┌──

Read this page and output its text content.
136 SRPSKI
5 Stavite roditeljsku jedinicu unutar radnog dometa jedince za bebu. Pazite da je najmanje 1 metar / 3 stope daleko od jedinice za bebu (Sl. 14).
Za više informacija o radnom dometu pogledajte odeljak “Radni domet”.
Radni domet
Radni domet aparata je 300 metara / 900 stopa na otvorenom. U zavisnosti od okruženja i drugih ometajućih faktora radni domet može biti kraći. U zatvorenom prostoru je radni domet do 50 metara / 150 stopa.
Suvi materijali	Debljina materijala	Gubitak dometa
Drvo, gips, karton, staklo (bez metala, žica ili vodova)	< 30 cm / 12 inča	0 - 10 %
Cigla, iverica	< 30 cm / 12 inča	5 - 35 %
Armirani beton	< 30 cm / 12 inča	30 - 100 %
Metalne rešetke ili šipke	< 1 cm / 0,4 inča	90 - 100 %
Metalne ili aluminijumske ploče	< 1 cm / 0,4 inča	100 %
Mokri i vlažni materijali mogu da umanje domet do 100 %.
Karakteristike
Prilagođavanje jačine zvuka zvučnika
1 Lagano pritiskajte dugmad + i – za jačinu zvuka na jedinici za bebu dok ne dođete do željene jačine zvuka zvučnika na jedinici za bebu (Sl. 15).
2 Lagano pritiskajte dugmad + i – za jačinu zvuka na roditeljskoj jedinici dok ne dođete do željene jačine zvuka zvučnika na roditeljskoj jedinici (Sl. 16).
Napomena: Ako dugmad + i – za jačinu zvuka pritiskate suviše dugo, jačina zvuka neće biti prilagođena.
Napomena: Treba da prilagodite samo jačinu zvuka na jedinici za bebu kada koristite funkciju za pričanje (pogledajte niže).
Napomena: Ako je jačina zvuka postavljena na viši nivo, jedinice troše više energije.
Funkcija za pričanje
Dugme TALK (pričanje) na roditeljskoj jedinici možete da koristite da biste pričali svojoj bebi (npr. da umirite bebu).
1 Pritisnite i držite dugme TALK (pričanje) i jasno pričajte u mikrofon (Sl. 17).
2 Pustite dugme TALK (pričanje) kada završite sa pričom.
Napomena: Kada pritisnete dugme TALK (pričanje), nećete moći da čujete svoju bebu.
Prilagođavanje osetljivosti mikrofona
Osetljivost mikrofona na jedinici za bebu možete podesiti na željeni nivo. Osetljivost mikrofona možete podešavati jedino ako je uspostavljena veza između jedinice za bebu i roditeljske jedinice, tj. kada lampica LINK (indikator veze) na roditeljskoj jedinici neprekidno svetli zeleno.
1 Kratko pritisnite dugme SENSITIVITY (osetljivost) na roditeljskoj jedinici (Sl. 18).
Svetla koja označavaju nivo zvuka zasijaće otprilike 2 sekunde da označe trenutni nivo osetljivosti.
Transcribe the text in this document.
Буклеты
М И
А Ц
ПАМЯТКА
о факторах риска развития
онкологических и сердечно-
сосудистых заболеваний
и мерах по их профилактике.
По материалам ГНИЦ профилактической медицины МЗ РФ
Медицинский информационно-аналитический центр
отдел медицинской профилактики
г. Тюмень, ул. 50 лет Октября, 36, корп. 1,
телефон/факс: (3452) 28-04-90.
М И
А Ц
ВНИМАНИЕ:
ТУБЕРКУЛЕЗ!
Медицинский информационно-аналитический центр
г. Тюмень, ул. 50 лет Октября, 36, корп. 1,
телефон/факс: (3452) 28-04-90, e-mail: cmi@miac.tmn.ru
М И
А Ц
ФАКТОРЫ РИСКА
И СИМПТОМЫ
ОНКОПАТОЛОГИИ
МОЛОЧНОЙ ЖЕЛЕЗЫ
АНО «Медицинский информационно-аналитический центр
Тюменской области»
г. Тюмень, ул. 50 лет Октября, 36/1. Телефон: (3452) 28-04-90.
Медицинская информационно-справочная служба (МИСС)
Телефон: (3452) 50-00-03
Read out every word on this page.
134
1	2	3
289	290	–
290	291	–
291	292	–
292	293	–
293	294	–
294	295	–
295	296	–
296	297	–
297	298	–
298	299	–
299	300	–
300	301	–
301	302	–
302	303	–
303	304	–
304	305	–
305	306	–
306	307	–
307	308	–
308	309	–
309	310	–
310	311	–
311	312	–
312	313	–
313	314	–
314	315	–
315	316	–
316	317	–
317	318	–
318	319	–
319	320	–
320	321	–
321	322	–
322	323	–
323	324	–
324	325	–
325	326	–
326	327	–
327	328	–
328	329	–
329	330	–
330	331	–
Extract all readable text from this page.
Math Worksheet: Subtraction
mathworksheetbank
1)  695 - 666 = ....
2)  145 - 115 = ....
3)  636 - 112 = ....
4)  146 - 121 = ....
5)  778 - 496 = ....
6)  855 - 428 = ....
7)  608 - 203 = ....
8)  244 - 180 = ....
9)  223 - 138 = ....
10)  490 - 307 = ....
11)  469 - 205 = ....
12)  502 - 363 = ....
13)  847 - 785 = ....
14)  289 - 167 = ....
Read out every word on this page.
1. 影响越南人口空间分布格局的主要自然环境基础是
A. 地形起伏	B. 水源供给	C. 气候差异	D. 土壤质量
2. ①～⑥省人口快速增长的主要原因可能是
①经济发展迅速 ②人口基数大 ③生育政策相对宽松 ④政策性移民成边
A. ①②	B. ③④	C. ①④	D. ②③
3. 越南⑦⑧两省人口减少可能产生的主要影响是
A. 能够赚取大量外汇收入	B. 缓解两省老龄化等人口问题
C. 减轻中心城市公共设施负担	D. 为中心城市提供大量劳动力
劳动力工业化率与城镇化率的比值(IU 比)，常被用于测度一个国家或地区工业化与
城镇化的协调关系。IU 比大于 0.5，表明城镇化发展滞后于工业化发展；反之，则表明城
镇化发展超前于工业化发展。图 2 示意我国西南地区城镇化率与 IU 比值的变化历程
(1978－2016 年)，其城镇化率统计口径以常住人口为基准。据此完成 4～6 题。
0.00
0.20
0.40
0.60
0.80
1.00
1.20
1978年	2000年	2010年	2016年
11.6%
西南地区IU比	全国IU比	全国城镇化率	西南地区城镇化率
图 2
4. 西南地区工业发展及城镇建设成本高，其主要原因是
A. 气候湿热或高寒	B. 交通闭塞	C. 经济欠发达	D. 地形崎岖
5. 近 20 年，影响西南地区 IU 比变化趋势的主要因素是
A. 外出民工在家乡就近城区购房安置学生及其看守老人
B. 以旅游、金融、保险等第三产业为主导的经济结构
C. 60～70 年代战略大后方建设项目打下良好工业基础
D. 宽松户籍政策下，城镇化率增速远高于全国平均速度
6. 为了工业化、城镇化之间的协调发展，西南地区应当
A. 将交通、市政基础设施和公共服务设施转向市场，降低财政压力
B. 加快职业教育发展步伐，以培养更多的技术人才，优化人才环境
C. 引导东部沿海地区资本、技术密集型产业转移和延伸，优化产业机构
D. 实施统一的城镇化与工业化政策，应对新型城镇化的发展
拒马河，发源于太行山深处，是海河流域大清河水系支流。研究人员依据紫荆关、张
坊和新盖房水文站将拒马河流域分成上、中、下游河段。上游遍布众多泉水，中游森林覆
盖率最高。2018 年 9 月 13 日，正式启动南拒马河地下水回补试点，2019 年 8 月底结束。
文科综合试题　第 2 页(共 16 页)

└──

● **DESCRIPTION OF THE TASK**: Extract all lines containing the word "zvuka".

● **COMPLETED TASK**:
Prilagođavanje jačine zvuka zvučnika
1 Lagano pritiskajte dugmad + i – za jačinu zvuka na jedinici za bebu dok ne dođete do željene jačine zvuka zvučnika na jedinici za bebu (Sl. 15).
2 Lagano pritiskajte dugmad + i – za jačinu zvuka na roditeljskoj jedinici dok ne dođete do željene jačine zvuka zvučnika na roditeljskoj jedinici (Sl. 16).
Napomena: Ako dugmad + i – za jačinu zvuka pritiskate suviše dugo, jačina zvuka neće biti prilagođena.
Napomena: Treba da prilagodite samo jačinu zvuka na jedinici za bebu kada koristite funkciju za pričanje (pogledajte niže).
Napomena: Ako je jačina zvuka postavljena na viši nivo, jedinice troše više energije.
Svetla koja označavaju nivo zvuka zasijaće otprilike 2 sekunde da označe trenutni nivo osetljivosti.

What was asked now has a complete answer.